Problem: Pull every line that holds the word "screenshot" from the entries.

[Figure collection entries]
++++++
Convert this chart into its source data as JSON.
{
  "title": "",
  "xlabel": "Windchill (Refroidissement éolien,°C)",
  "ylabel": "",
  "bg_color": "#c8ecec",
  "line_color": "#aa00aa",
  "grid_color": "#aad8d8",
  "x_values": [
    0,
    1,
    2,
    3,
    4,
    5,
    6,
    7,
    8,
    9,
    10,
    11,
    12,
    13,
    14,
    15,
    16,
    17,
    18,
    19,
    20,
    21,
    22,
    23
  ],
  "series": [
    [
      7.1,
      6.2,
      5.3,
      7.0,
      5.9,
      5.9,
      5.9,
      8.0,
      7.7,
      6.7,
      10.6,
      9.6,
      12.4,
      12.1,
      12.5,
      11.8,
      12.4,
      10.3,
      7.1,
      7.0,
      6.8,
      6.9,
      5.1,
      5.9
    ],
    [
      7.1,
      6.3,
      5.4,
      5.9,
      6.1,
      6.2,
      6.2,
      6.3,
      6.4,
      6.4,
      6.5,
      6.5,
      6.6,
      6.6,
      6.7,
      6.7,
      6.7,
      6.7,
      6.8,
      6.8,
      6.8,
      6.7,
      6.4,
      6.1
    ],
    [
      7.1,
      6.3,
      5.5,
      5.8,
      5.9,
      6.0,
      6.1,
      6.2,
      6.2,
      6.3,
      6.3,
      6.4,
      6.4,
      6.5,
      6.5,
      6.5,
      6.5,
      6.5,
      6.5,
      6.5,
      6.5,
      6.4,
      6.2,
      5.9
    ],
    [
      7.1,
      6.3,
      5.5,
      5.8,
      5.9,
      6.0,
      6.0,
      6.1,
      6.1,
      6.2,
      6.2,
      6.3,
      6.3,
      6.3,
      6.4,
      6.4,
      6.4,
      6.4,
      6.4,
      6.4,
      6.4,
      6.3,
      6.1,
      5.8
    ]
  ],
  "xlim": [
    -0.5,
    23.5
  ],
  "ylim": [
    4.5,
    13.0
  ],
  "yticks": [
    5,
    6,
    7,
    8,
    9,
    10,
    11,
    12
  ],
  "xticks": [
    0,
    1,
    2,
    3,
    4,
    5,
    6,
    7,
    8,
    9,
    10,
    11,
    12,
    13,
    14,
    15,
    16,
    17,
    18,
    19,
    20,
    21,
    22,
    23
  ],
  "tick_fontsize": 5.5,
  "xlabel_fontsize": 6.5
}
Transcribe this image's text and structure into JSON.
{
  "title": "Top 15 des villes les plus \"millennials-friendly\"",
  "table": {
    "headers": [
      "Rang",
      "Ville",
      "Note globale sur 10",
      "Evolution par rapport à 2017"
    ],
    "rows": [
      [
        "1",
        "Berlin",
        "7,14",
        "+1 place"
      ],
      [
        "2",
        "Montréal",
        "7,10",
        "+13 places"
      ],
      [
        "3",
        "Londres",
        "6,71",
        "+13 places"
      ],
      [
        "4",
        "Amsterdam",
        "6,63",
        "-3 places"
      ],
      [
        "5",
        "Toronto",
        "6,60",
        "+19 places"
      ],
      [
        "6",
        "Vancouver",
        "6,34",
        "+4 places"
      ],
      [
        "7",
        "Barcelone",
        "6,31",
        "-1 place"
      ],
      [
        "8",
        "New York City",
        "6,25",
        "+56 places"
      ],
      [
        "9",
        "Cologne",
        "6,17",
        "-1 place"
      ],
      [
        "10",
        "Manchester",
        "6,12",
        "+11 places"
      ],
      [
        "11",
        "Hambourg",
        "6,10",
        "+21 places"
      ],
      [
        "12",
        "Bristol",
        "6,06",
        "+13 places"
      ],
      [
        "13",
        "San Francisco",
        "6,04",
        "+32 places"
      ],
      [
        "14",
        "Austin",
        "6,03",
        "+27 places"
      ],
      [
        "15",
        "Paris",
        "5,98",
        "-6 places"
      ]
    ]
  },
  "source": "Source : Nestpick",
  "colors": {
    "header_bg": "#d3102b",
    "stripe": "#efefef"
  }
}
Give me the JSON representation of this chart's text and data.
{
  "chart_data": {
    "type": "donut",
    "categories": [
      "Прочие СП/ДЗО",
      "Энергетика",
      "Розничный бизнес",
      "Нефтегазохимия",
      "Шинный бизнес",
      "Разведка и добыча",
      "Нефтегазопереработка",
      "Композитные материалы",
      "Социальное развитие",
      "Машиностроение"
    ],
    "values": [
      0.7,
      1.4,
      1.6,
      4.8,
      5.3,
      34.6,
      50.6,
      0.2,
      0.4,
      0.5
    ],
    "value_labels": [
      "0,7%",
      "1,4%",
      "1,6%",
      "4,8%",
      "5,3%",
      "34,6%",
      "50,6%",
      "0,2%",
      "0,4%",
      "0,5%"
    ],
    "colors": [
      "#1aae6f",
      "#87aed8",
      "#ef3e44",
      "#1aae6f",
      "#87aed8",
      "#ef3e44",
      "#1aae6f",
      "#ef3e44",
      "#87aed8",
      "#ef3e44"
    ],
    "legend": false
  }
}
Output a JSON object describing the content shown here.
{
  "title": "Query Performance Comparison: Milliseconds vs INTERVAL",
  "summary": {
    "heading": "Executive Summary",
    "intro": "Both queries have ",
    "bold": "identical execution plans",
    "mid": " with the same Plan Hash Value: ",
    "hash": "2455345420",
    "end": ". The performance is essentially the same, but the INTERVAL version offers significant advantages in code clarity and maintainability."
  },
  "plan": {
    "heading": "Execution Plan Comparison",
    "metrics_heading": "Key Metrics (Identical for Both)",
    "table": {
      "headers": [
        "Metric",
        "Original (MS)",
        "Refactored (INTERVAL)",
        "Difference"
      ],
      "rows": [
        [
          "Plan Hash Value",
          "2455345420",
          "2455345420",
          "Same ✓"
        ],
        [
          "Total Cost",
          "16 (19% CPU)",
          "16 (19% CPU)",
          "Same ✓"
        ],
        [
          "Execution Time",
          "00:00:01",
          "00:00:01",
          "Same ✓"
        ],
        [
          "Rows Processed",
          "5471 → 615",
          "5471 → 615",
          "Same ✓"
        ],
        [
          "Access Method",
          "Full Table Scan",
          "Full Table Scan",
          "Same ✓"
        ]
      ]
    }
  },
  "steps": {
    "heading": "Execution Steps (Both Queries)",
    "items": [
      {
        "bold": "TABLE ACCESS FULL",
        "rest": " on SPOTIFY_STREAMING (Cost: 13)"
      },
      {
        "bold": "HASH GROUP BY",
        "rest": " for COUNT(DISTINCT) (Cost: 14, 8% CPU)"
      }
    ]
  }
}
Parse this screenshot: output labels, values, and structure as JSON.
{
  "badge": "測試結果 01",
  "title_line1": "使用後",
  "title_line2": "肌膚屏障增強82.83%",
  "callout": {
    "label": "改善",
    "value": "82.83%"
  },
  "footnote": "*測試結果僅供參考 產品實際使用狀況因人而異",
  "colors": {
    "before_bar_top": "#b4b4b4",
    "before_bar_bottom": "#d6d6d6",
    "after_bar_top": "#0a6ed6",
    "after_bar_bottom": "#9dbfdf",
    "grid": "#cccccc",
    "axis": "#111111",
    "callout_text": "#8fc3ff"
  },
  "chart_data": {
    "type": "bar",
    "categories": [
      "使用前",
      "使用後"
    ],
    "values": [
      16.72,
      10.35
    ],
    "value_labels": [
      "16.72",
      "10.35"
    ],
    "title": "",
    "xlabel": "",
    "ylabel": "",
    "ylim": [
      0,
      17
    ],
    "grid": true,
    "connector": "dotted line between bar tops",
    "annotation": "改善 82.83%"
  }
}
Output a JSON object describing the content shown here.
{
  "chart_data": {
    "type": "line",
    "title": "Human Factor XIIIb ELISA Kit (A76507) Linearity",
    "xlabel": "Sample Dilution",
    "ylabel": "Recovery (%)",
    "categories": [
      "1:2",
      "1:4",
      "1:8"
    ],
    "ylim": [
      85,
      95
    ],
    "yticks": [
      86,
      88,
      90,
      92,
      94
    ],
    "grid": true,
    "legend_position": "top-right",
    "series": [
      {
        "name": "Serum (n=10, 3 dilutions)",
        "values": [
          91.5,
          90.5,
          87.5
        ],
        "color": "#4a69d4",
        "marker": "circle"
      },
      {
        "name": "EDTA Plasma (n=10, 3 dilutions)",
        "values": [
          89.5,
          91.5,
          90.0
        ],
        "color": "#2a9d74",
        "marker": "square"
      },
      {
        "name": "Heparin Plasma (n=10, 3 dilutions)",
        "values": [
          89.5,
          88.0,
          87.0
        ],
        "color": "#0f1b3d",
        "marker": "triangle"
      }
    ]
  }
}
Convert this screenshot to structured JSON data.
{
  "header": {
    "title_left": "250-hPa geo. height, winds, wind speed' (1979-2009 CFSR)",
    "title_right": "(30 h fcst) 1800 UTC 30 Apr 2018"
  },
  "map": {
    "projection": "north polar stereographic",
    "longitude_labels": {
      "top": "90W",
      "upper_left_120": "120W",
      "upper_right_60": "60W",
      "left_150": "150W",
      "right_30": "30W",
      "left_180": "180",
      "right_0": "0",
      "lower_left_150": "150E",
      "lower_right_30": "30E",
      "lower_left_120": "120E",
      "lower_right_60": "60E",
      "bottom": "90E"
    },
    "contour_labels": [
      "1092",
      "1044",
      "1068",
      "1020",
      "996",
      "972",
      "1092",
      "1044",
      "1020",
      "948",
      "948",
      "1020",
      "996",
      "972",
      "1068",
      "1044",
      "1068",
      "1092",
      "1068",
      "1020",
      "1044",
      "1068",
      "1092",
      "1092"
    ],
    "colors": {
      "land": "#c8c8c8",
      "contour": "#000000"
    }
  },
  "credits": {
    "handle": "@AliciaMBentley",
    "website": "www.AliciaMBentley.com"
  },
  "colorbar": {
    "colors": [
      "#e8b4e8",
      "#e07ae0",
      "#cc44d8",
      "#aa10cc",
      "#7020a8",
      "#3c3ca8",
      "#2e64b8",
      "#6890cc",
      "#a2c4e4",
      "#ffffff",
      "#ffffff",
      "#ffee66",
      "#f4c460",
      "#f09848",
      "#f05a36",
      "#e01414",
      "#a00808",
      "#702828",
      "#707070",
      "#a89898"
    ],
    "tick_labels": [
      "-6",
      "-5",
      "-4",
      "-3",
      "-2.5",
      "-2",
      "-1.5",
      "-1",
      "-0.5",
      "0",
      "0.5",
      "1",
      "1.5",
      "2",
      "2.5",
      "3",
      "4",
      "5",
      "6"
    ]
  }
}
++++++
Answer to the problem:
Parse this screenshot: output labels, values, and structure as JSON.
Convert this screenshot to structured JSON data.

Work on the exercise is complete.